Figure record listings
==============================

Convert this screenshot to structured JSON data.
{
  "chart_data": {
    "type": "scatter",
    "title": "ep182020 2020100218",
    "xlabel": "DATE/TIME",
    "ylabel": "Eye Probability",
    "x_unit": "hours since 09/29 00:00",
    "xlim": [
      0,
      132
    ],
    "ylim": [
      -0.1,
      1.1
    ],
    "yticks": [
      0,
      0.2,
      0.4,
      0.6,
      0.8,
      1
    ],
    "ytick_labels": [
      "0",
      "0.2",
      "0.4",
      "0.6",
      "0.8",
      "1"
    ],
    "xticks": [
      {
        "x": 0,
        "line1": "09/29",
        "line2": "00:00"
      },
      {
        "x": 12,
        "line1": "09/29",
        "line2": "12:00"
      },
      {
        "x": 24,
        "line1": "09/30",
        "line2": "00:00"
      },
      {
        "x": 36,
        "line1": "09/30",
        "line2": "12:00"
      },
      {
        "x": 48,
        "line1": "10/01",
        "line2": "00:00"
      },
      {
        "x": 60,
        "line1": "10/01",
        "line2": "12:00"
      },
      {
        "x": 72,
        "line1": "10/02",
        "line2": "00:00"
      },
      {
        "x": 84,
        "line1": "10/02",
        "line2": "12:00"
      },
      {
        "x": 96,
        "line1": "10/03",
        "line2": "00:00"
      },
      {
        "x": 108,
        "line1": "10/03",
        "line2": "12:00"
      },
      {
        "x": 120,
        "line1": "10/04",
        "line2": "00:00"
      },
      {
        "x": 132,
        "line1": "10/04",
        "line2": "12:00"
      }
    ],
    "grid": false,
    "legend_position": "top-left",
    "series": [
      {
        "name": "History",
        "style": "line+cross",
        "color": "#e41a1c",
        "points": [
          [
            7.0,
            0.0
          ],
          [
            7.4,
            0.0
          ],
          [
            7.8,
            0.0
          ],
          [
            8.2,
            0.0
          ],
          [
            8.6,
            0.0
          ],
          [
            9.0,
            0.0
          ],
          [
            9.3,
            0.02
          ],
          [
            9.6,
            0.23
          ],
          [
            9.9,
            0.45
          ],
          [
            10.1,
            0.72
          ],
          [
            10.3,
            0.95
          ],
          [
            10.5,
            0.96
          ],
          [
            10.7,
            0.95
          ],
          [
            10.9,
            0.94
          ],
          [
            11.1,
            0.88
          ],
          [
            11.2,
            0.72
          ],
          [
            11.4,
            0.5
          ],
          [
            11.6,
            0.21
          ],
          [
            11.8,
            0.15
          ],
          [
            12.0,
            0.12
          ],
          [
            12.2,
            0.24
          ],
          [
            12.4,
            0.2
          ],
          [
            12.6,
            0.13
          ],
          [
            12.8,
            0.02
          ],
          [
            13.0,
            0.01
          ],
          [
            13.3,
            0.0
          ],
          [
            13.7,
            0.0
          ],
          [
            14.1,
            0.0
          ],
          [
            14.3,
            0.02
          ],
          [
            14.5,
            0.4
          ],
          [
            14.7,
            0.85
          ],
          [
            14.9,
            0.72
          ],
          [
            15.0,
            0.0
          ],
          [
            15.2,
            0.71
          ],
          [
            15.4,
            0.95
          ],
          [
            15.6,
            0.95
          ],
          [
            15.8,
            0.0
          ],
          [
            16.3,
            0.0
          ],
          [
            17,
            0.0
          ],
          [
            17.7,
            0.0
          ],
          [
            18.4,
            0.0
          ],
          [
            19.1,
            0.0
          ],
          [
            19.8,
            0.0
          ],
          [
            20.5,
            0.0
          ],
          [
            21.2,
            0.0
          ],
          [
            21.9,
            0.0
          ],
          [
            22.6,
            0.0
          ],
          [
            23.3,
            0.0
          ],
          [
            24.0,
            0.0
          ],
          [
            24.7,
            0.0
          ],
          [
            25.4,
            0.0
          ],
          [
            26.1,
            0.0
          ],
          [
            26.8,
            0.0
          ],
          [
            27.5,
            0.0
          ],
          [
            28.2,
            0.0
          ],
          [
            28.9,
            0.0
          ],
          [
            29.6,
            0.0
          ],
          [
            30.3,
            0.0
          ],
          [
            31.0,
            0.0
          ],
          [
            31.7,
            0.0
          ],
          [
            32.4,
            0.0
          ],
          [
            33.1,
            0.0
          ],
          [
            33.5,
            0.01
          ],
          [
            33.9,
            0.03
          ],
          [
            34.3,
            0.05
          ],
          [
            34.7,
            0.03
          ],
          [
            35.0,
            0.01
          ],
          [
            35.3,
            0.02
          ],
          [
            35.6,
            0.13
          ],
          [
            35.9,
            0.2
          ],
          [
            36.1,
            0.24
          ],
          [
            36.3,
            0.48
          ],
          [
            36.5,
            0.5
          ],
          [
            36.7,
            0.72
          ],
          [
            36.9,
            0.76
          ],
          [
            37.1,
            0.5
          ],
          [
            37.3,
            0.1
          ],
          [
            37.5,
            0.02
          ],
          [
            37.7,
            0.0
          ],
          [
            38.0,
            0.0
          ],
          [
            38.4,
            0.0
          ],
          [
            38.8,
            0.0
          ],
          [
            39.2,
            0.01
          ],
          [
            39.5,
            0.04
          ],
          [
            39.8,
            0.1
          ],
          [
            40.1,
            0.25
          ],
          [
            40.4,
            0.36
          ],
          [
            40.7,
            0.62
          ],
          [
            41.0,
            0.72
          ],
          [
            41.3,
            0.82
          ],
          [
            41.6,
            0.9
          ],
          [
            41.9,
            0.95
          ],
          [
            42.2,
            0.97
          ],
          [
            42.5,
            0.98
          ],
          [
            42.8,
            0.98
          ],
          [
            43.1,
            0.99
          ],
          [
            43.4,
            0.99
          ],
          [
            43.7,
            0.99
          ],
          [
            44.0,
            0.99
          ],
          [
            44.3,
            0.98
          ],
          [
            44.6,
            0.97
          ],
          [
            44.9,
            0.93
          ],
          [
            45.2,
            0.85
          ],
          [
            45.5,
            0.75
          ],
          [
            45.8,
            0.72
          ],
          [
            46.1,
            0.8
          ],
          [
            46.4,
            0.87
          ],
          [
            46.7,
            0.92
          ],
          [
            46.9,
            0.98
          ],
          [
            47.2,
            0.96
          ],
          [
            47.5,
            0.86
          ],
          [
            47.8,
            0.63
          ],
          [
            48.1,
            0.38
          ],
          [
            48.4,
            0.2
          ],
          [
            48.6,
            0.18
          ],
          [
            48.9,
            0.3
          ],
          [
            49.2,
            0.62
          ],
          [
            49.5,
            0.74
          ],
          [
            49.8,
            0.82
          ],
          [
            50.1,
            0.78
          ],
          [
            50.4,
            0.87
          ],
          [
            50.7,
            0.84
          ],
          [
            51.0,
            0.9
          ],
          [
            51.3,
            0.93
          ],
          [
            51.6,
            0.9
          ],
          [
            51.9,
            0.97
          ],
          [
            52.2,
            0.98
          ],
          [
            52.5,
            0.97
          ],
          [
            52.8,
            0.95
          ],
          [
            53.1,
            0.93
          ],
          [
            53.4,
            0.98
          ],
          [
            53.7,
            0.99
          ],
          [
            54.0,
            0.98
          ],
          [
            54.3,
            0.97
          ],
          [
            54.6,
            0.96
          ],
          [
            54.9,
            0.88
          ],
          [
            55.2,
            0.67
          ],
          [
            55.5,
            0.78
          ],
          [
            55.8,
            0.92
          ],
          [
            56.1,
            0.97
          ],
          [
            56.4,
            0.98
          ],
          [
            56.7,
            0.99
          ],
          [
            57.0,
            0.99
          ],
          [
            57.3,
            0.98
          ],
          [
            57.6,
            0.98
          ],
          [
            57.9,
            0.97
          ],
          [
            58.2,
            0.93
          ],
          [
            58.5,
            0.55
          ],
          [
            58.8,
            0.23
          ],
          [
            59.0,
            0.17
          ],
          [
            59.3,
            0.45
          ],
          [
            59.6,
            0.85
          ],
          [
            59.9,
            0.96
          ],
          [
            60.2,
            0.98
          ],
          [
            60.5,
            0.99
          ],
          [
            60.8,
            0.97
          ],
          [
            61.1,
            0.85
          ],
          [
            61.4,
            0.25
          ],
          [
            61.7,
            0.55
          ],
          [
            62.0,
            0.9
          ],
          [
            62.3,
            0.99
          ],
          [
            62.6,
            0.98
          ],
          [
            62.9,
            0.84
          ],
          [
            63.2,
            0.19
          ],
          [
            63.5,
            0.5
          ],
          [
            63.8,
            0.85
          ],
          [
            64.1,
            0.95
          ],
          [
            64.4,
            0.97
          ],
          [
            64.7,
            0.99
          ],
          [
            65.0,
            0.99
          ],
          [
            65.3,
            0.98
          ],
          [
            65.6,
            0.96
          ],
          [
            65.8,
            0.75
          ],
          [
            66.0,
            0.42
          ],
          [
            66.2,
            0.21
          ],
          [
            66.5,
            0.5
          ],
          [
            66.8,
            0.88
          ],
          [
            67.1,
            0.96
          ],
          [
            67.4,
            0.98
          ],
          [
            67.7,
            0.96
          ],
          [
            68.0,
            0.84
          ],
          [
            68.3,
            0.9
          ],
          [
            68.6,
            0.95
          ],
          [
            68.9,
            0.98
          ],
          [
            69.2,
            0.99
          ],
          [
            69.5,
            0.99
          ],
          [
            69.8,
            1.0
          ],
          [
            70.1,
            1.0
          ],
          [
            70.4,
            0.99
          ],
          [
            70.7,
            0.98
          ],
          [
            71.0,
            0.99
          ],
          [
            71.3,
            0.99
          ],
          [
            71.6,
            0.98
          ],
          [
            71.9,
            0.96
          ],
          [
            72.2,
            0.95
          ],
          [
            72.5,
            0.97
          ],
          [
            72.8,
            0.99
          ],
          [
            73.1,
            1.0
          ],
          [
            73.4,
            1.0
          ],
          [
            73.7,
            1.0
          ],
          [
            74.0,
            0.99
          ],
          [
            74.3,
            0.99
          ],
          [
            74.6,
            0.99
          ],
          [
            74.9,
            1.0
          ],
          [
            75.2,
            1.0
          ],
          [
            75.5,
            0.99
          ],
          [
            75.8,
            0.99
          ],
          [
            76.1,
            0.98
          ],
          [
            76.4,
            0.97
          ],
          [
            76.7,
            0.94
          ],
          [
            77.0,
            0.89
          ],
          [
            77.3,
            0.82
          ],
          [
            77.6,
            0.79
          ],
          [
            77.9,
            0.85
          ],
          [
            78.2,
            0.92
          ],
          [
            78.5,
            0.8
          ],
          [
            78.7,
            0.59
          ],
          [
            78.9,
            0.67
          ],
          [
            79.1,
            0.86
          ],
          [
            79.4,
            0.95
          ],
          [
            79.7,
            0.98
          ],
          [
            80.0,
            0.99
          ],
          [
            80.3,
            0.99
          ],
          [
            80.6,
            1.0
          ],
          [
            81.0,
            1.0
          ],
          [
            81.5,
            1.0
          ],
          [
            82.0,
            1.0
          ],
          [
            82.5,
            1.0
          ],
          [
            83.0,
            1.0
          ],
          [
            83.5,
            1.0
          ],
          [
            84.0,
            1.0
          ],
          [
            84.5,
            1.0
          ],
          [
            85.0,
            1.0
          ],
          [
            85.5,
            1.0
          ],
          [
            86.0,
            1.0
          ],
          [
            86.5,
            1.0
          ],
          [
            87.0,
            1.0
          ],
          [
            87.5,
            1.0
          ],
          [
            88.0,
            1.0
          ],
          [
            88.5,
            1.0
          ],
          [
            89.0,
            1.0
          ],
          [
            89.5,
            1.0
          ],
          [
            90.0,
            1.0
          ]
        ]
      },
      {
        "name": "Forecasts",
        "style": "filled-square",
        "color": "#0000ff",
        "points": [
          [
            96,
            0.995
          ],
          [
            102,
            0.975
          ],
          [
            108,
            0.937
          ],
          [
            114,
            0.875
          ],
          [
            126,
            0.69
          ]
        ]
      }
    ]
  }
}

==============================

* SET PROBLEM *
Read through the lines above and collect those that contain the string "style".

* FINAL RESULT *
        "style": "line+cross",
        "style": "filled-square",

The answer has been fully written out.